For each line in the data below that holds "pattern", return a copy.

* _Given records_
## Start

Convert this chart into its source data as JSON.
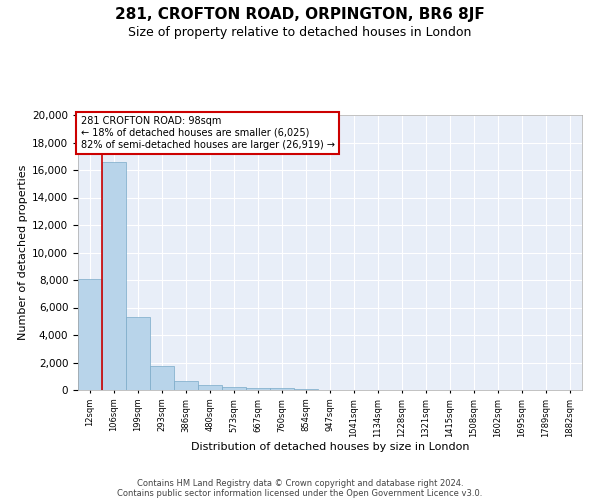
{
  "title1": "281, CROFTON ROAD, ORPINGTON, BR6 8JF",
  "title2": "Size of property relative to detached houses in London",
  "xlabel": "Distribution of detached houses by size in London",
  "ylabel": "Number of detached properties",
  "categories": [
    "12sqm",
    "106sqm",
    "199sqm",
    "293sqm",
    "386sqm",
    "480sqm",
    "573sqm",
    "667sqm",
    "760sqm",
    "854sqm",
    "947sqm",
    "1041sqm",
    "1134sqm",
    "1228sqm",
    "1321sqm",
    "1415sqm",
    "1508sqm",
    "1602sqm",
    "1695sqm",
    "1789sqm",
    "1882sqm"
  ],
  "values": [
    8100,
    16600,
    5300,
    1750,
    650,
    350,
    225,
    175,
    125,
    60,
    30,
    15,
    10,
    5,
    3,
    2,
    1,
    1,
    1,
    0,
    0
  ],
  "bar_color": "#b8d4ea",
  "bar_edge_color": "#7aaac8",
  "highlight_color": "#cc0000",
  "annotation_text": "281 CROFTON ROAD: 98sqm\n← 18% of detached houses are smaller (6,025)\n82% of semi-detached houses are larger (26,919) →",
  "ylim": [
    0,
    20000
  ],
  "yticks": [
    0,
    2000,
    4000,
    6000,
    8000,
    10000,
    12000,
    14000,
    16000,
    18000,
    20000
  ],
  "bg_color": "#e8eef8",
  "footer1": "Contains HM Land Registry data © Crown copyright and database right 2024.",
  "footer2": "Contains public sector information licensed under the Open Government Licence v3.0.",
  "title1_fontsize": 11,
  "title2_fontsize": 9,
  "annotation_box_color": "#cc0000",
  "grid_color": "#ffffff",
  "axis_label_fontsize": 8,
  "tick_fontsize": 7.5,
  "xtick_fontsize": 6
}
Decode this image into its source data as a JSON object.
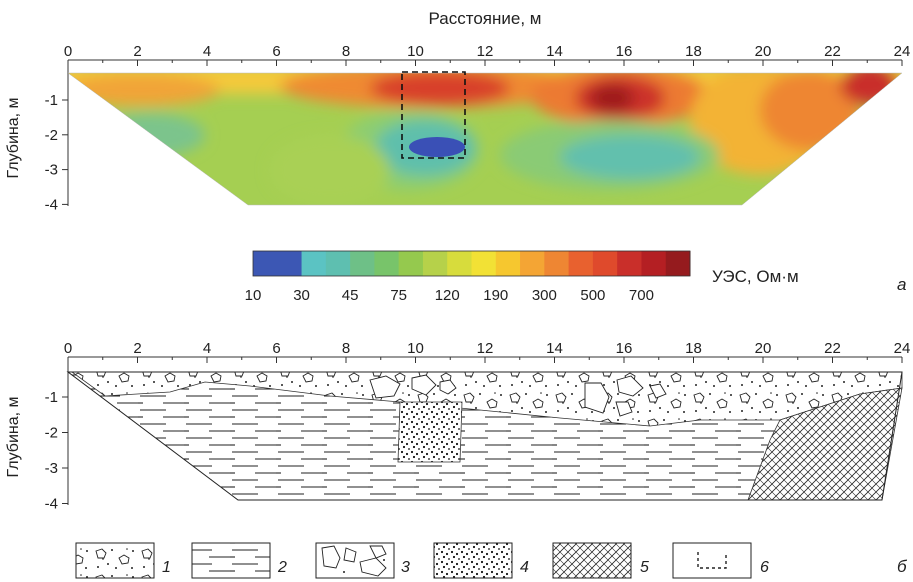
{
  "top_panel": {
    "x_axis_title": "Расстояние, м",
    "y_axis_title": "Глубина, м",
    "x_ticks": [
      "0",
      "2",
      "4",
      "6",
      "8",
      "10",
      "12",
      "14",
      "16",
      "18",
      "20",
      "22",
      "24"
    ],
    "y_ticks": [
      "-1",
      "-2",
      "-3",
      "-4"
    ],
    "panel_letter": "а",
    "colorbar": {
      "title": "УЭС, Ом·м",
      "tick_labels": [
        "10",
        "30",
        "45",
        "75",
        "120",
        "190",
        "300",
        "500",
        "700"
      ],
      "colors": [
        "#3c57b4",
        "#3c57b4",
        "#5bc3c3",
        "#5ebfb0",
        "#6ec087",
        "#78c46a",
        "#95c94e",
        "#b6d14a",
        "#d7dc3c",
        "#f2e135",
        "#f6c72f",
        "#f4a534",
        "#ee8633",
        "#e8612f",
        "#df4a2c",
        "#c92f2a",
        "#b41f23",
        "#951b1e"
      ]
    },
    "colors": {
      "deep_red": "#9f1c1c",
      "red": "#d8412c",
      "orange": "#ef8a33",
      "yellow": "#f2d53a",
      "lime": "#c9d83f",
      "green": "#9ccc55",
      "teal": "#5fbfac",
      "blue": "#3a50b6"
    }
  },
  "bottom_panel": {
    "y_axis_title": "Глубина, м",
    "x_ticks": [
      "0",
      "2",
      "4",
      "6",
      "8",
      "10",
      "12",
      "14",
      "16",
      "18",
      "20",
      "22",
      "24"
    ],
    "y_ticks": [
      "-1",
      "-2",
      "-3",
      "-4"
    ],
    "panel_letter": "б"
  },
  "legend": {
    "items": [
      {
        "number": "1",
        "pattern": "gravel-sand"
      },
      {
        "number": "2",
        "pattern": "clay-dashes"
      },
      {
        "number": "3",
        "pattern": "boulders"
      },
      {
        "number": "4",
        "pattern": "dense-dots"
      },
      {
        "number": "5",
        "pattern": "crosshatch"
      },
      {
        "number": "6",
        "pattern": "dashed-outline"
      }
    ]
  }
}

## End
## Start

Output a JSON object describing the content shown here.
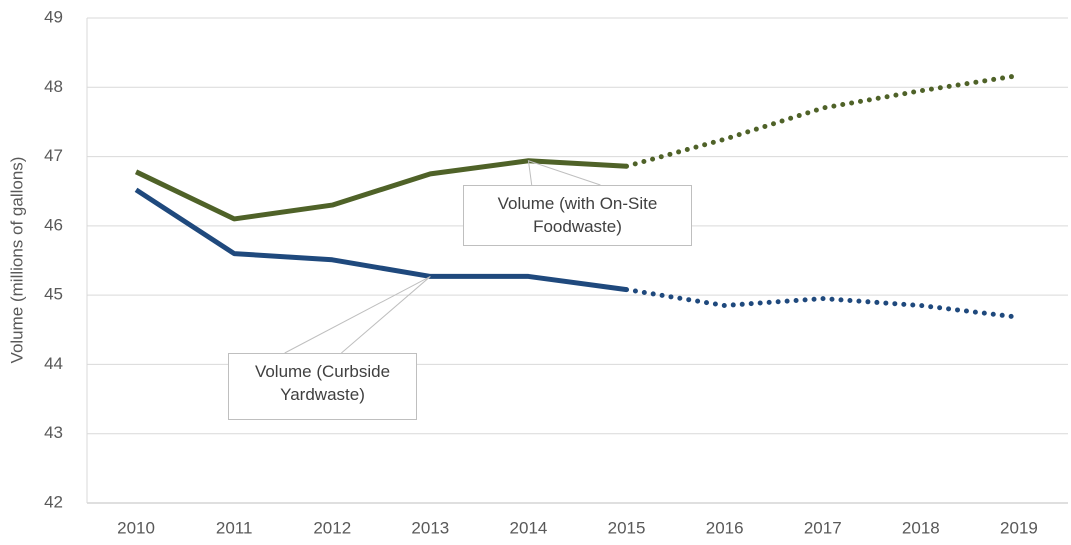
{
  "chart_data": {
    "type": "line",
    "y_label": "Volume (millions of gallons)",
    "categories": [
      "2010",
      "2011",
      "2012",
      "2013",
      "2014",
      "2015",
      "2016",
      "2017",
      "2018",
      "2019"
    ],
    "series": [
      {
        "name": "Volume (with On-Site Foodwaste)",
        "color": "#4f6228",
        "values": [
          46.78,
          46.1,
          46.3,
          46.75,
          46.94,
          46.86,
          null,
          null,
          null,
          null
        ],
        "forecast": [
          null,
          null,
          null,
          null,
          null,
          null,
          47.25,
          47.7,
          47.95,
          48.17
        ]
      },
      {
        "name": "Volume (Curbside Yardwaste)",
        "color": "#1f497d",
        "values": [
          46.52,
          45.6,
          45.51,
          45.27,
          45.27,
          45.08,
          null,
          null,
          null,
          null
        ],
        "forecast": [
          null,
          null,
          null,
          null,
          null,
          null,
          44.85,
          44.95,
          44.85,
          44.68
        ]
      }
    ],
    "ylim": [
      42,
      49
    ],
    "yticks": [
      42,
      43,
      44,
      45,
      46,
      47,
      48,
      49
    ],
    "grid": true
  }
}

## End
## Start

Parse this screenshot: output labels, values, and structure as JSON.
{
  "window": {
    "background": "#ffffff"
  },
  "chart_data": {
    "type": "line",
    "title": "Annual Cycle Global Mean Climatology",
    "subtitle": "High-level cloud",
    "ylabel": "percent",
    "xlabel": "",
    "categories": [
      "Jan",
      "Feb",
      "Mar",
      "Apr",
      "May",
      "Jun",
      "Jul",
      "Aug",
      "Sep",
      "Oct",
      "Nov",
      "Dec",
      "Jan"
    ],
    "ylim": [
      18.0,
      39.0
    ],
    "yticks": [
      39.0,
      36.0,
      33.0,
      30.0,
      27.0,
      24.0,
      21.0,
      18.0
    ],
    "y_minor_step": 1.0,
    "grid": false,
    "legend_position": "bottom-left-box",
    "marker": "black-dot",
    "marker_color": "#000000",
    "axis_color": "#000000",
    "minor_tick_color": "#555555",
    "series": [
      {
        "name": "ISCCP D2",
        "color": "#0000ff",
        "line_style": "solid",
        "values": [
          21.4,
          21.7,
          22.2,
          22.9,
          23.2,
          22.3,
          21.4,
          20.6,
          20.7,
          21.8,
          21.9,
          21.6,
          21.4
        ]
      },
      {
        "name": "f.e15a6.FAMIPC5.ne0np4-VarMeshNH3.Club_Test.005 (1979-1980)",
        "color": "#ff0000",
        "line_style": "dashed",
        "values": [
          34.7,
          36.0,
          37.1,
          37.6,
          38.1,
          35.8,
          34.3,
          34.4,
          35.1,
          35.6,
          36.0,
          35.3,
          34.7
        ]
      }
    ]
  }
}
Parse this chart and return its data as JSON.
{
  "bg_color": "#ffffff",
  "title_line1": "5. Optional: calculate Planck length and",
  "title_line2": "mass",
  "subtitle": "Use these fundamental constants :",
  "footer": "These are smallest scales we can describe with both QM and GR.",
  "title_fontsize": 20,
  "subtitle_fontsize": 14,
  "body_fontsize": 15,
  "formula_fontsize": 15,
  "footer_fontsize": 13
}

## End

* _The reply_
        "pattern": "gravel-sand"
        "pattern": "clay-dashes"
        "pattern": "boulders"
        "pattern": "dense-dots"
        "pattern": "crosshatch"
        "pattern": "dashed-outline"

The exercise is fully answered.